What is asked =
Reproduce every entry below precisely. Pictures are excluded from the copy.

[Rows from a figure dataset]
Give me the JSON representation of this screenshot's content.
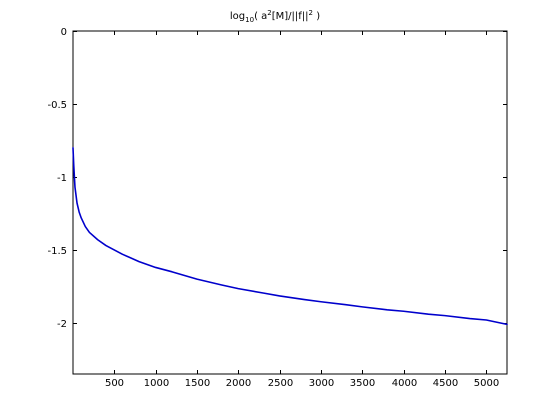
{
  "chart_data": {
    "type": "line",
    "title": {
      "prefix": "log",
      "sub1": "10",
      "part1": "( a",
      "sup1": "2",
      "part2": "[M]/||f||",
      "sup2": "2",
      "part3": " )"
    },
    "xlabel": "",
    "ylabel": "",
    "xlim": [
      1,
      5250
    ],
    "ylim": [
      -2.35,
      0
    ],
    "xticks": [
      500,
      1000,
      1500,
      2000,
      2500,
      3000,
      3500,
      4000,
      4500,
      5000
    ],
    "yticks": [
      0,
      -0.5,
      -1,
      -1.5,
      -2
    ],
    "grid": false,
    "legend": "none",
    "series": [
      {
        "color": "#0000cc",
        "x": [
          1,
          10,
          25,
          50,
          75,
          100,
          150,
          200,
          300,
          400,
          500,
          600,
          800,
          1000,
          1200,
          1500,
          1800,
          2000,
          2300,
          2500,
          2800,
          3000,
          3300,
          3500,
          3800,
          4000,
          4300,
          4500,
          4800,
          5000,
          5250
        ],
        "y": [
          -0.8,
          -0.92,
          -1.07,
          -1.18,
          -1.24,
          -1.28,
          -1.34,
          -1.38,
          -1.43,
          -1.47,
          -1.5,
          -1.53,
          -1.58,
          -1.62,
          -1.65,
          -1.7,
          -1.74,
          -1.765,
          -1.795,
          -1.815,
          -1.84,
          -1.855,
          -1.875,
          -1.89,
          -1.91,
          -1.92,
          -1.94,
          -1.95,
          -1.97,
          -1.98,
          -2.01
        ]
      }
    ]
  }
}
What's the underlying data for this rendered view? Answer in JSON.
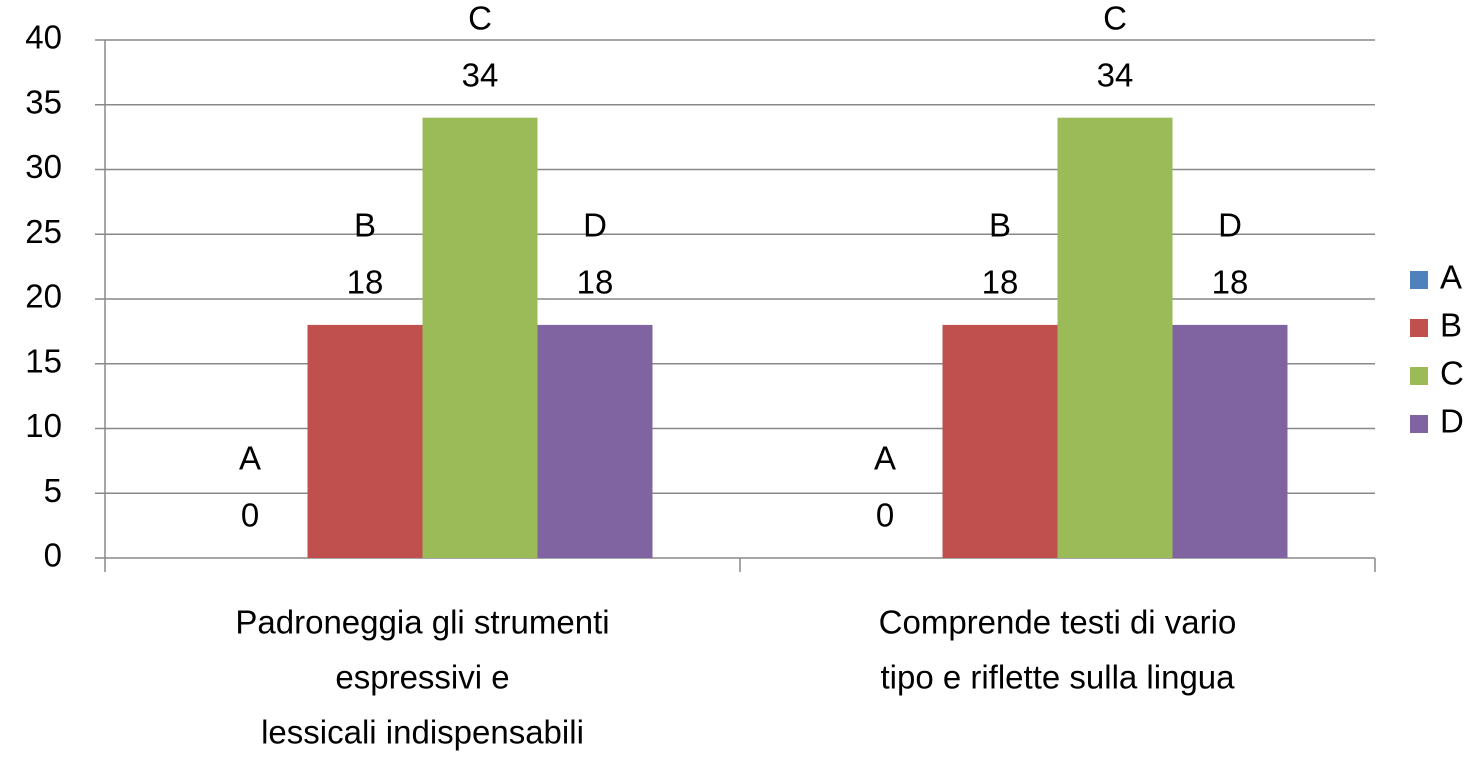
{
  "chart_data": {
    "type": "bar",
    "categories": [
      [
        "Padroneggia gli strumenti",
        "espressivi e",
        "lessicali indispensabili"
      ],
      [
        "Comprende testi di vario",
        "tipo e riflette sulla lingua"
      ]
    ],
    "series": [
      {
        "name": "A",
        "color": "#4f81bd",
        "values": [
          0,
          0
        ]
      },
      {
        "name": "B",
        "color": "#c0504d",
        "values": [
          18,
          18
        ]
      },
      {
        "name": "C",
        "color": "#9bbb59",
        "values": [
          34,
          34
        ]
      },
      {
        "name": "D",
        "color": "#8064a2",
        "values": [
          18,
          18
        ]
      }
    ],
    "ylim": [
      0,
      40
    ],
    "yticks": [
      0,
      5,
      10,
      15,
      20,
      25,
      30,
      35,
      40
    ],
    "grid": true,
    "legend": "right"
  }
}
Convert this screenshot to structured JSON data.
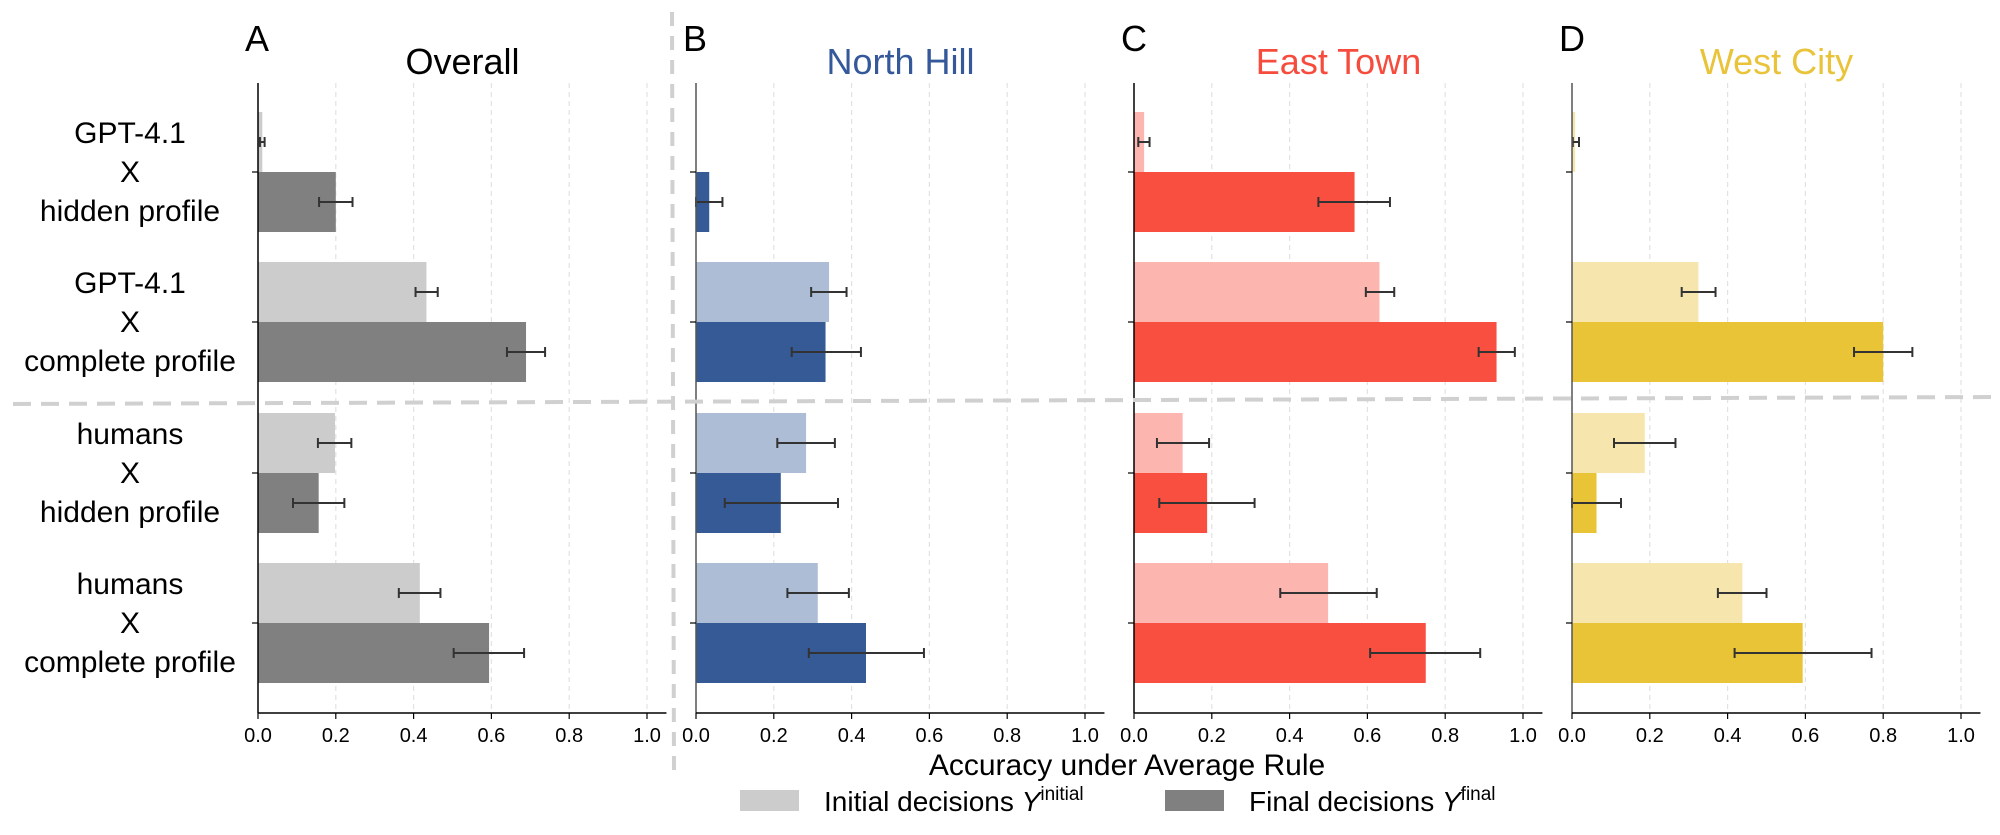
{
  "chart_data": {
    "type": "bar",
    "orientation": "horizontal",
    "xlabel": "Accuracy under Average Rule",
    "xlim": [
      0,
      1.05
    ],
    "xticks": [
      "0.0",
      "0.2",
      "0.4",
      "0.6",
      "0.8",
      "1.0"
    ],
    "grid": "vertical dashed",
    "categories": [
      [
        "GPT-4.1",
        "X",
        "hidden profile"
      ],
      [
        "GPT-4.1",
        "X",
        "complete profile"
      ],
      [
        "humans",
        "X",
        "hidden profile"
      ],
      [
        "humans",
        "X",
        "complete profile"
      ]
    ],
    "legend": {
      "placement": "bottom-center",
      "items": [
        {
          "label": "Initial decisions ",
          "symbol": "Y",
          "sup": "initial",
          "color": "#cccccc"
        },
        {
          "label": "Final decisions ",
          "symbol": "Y",
          "sup": "final",
          "color": "#808080"
        }
      ]
    },
    "panels": [
      {
        "letter": "A",
        "title": "Overall",
        "title_color": "#000000",
        "initial_color": "#cccccc",
        "final_color": "#808080",
        "series": [
          {
            "name": "Initial decisions",
            "values": [
              0.011,
              0.433,
              0.198,
              0.416
            ],
            "err_low": [
              0.005,
              0.405,
              0.154,
              0.362
            ],
            "err_high": [
              0.017,
              0.462,
              0.24,
              0.469
            ]
          },
          {
            "name": "Final decisions",
            "values": [
              0.2,
              0.689,
              0.156,
              0.594
            ],
            "err_low": [
              0.157,
              0.64,
              0.09,
              0.503
            ],
            "err_high": [
              0.243,
              0.738,
              0.222,
              0.684
            ]
          }
        ]
      },
      {
        "letter": "B",
        "title": "North Hill",
        "title_color": "#34589a",
        "initial_color": "#adbdd6",
        "final_color": "#355a96",
        "series": [
          {
            "name": "Initial decisions",
            "values": [
              0.0,
              0.342,
              0.283,
              0.313
            ],
            "err_low": [
              null,
              0.296,
              0.209,
              0.235
            ],
            "err_high": [
              null,
              0.387,
              0.357,
              0.393
            ]
          },
          {
            "name": "Final decisions",
            "values": [
              0.034,
              0.333,
              0.218,
              0.437
            ],
            "err_low": [
              0.0,
              0.246,
              0.074,
              0.29
            ],
            "err_high": [
              0.068,
              0.424,
              0.365,
              0.586
            ]
          }
        ]
      },
      {
        "letter": "C",
        "title": "East Town",
        "title_color": "#f64c3e",
        "initial_color": "#fdb5b0",
        "final_color": "#f94f40",
        "series": [
          {
            "name": "Initial decisions",
            "values": [
              0.026,
              0.631,
              0.125,
              0.499
            ],
            "err_low": [
              0.011,
              0.596,
              0.059,
              0.376
            ],
            "err_high": [
              0.04,
              0.669,
              0.193,
              0.624
            ]
          },
          {
            "name": "Final decisions",
            "values": [
              0.567,
              0.932,
              0.188,
              0.75
            ],
            "err_low": [
              0.474,
              0.886,
              0.065,
              0.607
            ],
            "err_high": [
              0.658,
              0.979,
              0.31,
              0.89
            ]
          }
        ]
      },
      {
        "letter": "D",
        "title": "West City",
        "title_color": "#e9c43a",
        "initial_color": "#f6e6ae",
        "final_color": "#e9c436",
        "series": [
          {
            "name": "Initial decisions",
            "values": [
              0.008,
              0.325,
              0.187,
              0.438
            ],
            "err_low": [
              0.002,
              0.282,
              0.108,
              0.375
            ],
            "err_high": [
              0.018,
              0.369,
              0.266,
              0.5
            ]
          },
          {
            "name": "Final decisions",
            "values": [
              0.0,
              0.8,
              0.063,
              0.593
            ],
            "err_low": [
              null,
              0.725,
              0.0,
              0.418
            ],
            "err_high": [
              null,
              0.875,
              0.126,
              0.77
            ]
          }
        ]
      }
    ]
  }
}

Written reply =
Give me the JSON representation of this screenshot's content.
{
  "chart_data": {
    "type": "line",
    "title": {
      "prefix": "log",
      "sub1": "10",
      "part1": "( a",
      "sup1": "2",
      "part2": "[M]/||f||",
      "sup2": "2",
      "part3": " )"
    },
    "xlabel": "",
    "ylabel": "",
    "xlim": [
      1,
      5250
    ],
    "ylim": [
      -2.35,
      0
    ],
    "xticks": [
      500,
      1000,
      1500,
      2000,
      2500,
      3000,
      3500,
      4000,
      4500,
      5000
    ],
    "yticks": [
      0,
      -0.5,
      -1,
      -1.5,
      -2
    ],
    "grid": false,
    "legend": "none",
    "series": [
      {
        "color": "#0000cc",
        "x": [
          1,
          10,
          25,
          50,
          75,
          100,
          150,
          200,
          300,
          400,
          500,
          600,
          800,
          1000,
          1200,
          1500,
          1800,
          2000,
          2300,
          2500,
          2800,
          3000,
          3300,
          3500,
          3800,
          4000,
          4300,
          4500,
          4800,
          5000,
          5250
        ],
        "y": [
          -0.8,
          -0.92,
          -1.07,
          -1.18,
          -1.24,
          -1.28,
          -1.34,
          -1.38,
          -1.43,
          -1.47,
          -1.5,
          -1.53,
          -1.58,
          -1.62,
          -1.65,
          -1.7,
          -1.74,
          -1.765,
          -1.795,
          -1.815,
          -1.84,
          -1.855,
          -1.875,
          -1.89,
          -1.91,
          -1.92,
          -1.94,
          -1.95,
          -1.97,
          -1.98,
          -2.01
        ]
      }
    ]
  }
}
What's the underlying data for this rendered view? Answer in JSON.
{
  "chart_data": {
    "type": "bar",
    "categories": [
      [
        "Padroneggia gli strumenti",
        "espressivi e",
        "lessicali indispensabili"
      ],
      [
        "Comprende testi di vario",
        "tipo e riflette sulla lingua"
      ]
    ],
    "series": [
      {
        "name": "A",
        "color": "#4f81bd",
        "values": [
          0,
          0
        ]
      },
      {
        "name": "B",
        "color": "#c0504d",
        "values": [
          18,
          18
        ]
      },
      {
        "name": "C",
        "color": "#9bbb59",
        "values": [
          34,
          34
        ]
      },
      {
        "name": "D",
        "color": "#8064a2",
        "values": [
          18,
          18
        ]
      }
    ],
    "ylim": [
      0,
      40
    ],
    "yticks": [
      0,
      5,
      10,
      15,
      20,
      25,
      30,
      35,
      40
    ],
    "grid": true,
    "legend": "right"
  }
}
Convert this screenshot to structured JSON data.
{
  "chart_data": {
    "type": "bar",
    "orientation": "horizontal",
    "xlabel": "Accuracy under Average Rule",
    "xlim": [
      0,
      1.05
    ],
    "xticks": [
      "0.0",
      "0.2",
      "0.4",
      "0.6",
      "0.8",
      "1.0"
    ],
    "grid": "vertical dashed",
    "categories": [
      [
        "GPT-4.1",
        "X",
        "hidden profile"
      ],
      [
        "GPT-4.1",
        "X",
        "complete profile"
      ],
      [
        "humans",
        "X",
        "hidden profile"
      ],
      [
        "humans",
        "X",
        "complete profile"
      ]
    ],
    "legend": {
      "placement": "bottom-center",
      "items": [
        {
          "label": "Initial decisions ",
          "symbol": "Y",
          "sup": "initial",
          "color": "#cccccc"
        },
        {
          "label": "Final decisions ",
          "symbol": "Y",
          "sup": "final",
          "color": "#808080"
        }
      ]
    },
    "panels": [
      {
        "letter": "A",
        "title": "Overall",
        "title_color": "#000000",
        "initial_color": "#cccccc",
        "final_color": "#808080",
        "series": [
          {
            "name": "Initial decisions",
            "values": [
              0.011,
              0.433,
              0.198,
              0.416
            ],
            "err_low": [
              0.005,
              0.405,
              0.154,
              0.362
            ],
            "err_high": [
              0.017,
              0.462,
              0.24,
              0.469
            ]
          },
          {
            "name": "Final decisions",
            "values": [
              0.2,
              0.689,
              0.156,
              0.594
            ],
            "err_low": [
              0.157,
              0.64,
              0.09,
              0.503
            ],
            "err_high": [
              0.243,
              0.738,
              0.222,
              0.684
            ]
          }
        ]
      },
      {
        "letter": "B",
        "title": "North Hill",
        "title_color": "#34589a",
        "initial_color": "#adbdd6",
        "final_color": "#355a96",
        "series": [
          {
            "name": "Initial decisions",
            "values": [
              0.0,
              0.342,
              0.283,
              0.313
            ],
            "err_low": [
              null,
              0.296,
              0.209,
              0.235
            ],
            "err_high": [
              null,
              0.387,
              0.357,
              0.393
            ]
          },
          {
            "name": "Final decisions",
            "values": [
              0.034,
              0.333,
              0.218,
              0.437
            ],
            "err_low": [
              0.0,
              0.246,
              0.074,
              0.29
            ],
            "err_high": [
              0.068,
              0.424,
              0.365,
              0.586
            ]
          }
        ]
      },
      {
        "letter": "C",
        "title": "East Town",
        "title_color": "#f64c3e",
        "initial_color": "#fdb5b0",
        "final_color": "#f94f40",
        "series": [
          {
            "name": "Initial decisions",
            "values": [
              0.026,
              0.631,
              0.125,
              0.499
            ],
            "err_low": [
              0.011,
              0.596,
              0.059,
              0.376
            ],
            "err_high": [
              0.04,
              0.669,
              0.193,
              0.624
            ]
          },
          {
            "name": "Final decisions",
            "values": [
              0.567,
              0.932,
              0.188,
              0.75
            ],
            "err_low": [
              0.474,
              0.886,
              0.065,
              0.607
            ],
            "err_high": [
              0.658,
              0.979,
              0.31,
              0.89
            ]
          }
        ]
      },
      {
        "letter": "D",
        "title": "West City",
        "title_color": "#e9c43a",
        "initial_color": "#f6e6ae",
        "final_color": "#e9c436",
        "series": [
          {
            "name": "Initial decisions",
            "values": [
              0.008,
              0.325,
              0.187,
              0.438
            ],
            "err_low": [
              0.002,
              0.282,
              0.108,
              0.375
            ],
            "err_high": [
              0.018,
              0.369,
              0.266,
              0.5
            ]
          },
          {
            "name": "Final decisions",
            "values": [
              0.0,
              0.8,
              0.063,
              0.593
            ],
            "err_low": [
              null,
              0.725,
              0.0,
              0.418
            ],
            "err_high": [
              null,
              0.875,
              0.126,
              0.77
            ]
          }
        ]
      }
    ]
  }
}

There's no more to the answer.